APPLY WHAT YOU READ:
A - List every company named in the article on cloud security below.
B - Return the passage of the article on cloud security below word for word, starting at "SAN MATEO, Calif." and ending at "private information exposed.".

DOCUMENT EXCERPT:
>>
Worries about security are keeping the brakes on the growth of cloud computing despite a huge drop in infrastructure costs that makes it cost effective for enterprises to move their data centers off the premises.
SAN MATEO, Calif. – Much work remains to be done if security breaches such as those at Sony Pictures Entertainment and health insurer Anthem are to become a rare event.
That was the consensus of security vendors speaking at the OnCloud 2015 conference here this week.
While malicious hackers will continue working to crack the latest security schemes, Barmak Meftah, CEO of AlienVault said security could be greatly enhanced by enterprises sharing more information. “Imagine if we had a way to share threat data around the world,” he said. “For once we could be more proactive rather than reactive.”
Only recently have companies become more forthcoming about data breaches, thanks largely to legislation and social media giving consumers an outlet to quickly spread the news that their personal accounts have been hacked and private information exposed.
Meftah and other speakers at the conference expressed hope that recent cases like the Anthem data breach
that exposed 80 million customer accounts will be a wakeup call that forces companies to cooperate on potential threats.
Despite these high profile cases, security breaches could be far worse. Enterprises already spend millions on security technology, from anti-malware to firewalls to network monitors that watch for attempts by hackers to penetrate corporate networks. But Meftah said security product vendors have been too focused on marketing their technology to the biggest companies that can most readily afford the most sophisticated security system.
<<
EXTRACTED RECORDS:
>>
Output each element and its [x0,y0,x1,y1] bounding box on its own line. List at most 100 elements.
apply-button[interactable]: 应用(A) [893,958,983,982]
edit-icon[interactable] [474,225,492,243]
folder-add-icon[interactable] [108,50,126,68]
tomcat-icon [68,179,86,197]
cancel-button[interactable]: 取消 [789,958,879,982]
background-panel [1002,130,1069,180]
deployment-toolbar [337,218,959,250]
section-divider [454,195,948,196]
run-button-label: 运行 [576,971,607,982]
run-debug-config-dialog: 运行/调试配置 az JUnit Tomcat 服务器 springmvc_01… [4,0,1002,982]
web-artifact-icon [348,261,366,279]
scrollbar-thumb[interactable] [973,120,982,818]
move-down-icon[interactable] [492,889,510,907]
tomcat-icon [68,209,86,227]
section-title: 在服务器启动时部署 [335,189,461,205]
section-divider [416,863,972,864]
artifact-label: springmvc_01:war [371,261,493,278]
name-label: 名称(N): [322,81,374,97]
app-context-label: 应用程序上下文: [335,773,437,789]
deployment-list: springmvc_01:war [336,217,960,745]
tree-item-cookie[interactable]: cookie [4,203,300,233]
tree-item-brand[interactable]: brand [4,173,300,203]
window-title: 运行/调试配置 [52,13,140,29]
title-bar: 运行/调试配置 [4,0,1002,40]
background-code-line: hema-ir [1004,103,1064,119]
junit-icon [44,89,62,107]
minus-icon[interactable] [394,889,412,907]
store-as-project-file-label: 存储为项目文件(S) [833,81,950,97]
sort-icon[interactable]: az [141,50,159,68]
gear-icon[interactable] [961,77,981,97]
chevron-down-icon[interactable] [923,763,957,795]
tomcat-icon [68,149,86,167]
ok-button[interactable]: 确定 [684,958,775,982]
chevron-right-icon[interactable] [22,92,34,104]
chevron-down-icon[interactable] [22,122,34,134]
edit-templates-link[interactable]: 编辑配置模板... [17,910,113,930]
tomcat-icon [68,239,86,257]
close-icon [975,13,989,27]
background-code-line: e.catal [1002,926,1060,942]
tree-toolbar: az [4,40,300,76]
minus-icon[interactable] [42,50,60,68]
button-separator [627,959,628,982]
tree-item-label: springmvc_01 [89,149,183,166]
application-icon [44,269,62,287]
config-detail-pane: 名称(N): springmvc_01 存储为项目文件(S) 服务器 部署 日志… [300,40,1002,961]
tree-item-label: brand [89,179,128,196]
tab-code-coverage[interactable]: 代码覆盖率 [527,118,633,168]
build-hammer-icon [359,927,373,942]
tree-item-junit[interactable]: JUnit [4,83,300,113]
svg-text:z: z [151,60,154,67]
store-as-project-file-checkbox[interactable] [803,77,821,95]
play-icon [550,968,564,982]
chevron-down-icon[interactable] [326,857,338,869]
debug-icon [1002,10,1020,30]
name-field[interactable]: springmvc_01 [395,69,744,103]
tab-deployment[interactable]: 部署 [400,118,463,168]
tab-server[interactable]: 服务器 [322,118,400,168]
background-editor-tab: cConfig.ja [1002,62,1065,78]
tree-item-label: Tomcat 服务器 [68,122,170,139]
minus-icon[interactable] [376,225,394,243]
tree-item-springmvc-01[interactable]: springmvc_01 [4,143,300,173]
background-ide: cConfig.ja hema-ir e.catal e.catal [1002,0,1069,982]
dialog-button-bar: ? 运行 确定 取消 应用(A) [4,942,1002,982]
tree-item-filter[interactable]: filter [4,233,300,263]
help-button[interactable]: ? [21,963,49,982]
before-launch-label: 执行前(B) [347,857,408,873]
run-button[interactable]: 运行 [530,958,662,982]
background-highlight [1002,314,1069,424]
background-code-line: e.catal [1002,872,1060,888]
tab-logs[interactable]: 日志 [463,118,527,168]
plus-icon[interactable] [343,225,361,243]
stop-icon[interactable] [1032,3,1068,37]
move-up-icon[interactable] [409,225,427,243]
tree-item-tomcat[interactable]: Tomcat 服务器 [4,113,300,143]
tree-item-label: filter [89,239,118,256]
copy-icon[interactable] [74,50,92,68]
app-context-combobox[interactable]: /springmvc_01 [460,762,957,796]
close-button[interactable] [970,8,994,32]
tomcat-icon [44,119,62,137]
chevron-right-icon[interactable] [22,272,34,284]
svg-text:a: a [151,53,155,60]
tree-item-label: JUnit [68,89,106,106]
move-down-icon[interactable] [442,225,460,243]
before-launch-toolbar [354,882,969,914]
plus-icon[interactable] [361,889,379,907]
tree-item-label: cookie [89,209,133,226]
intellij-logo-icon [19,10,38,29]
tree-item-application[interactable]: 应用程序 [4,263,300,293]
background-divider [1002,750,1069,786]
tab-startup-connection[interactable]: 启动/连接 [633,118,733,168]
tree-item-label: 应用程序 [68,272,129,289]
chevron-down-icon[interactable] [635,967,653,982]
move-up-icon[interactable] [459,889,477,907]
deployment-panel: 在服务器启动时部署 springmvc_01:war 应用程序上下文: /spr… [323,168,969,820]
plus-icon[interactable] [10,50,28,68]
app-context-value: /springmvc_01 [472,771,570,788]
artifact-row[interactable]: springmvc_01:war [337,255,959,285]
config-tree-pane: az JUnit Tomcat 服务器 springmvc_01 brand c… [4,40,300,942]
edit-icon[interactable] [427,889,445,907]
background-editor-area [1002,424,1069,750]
<<
ANSWERS TO EACH TASK:
A - Sony Pictures Entertainment, Anthem, AlienVault

B -
SAN MATEO, Calif. – Much work remains to be done if security breaches such as those at Sony Pictures Entertainment and health insurer Anthem are to become a rare event.
That was the consensus of security vendors speaking at the OnCloud 2015 conference here this week.
While malicious hackers will continue working to crack the latest security schemes, Barmak Meftah, CEO of AlienVault said security could be greatly enhanced by enterprises sharing more information. “Imagine if we had a way to share threat data around the world,” he said. “For once we could be more proactive rather than reactive.”
Only recently have companies become more forthcoming about data breaches, thanks largely to legislation and social media giving consumers an outlet to quickly spread the news that their personal accounts have been hacked and private information exposed.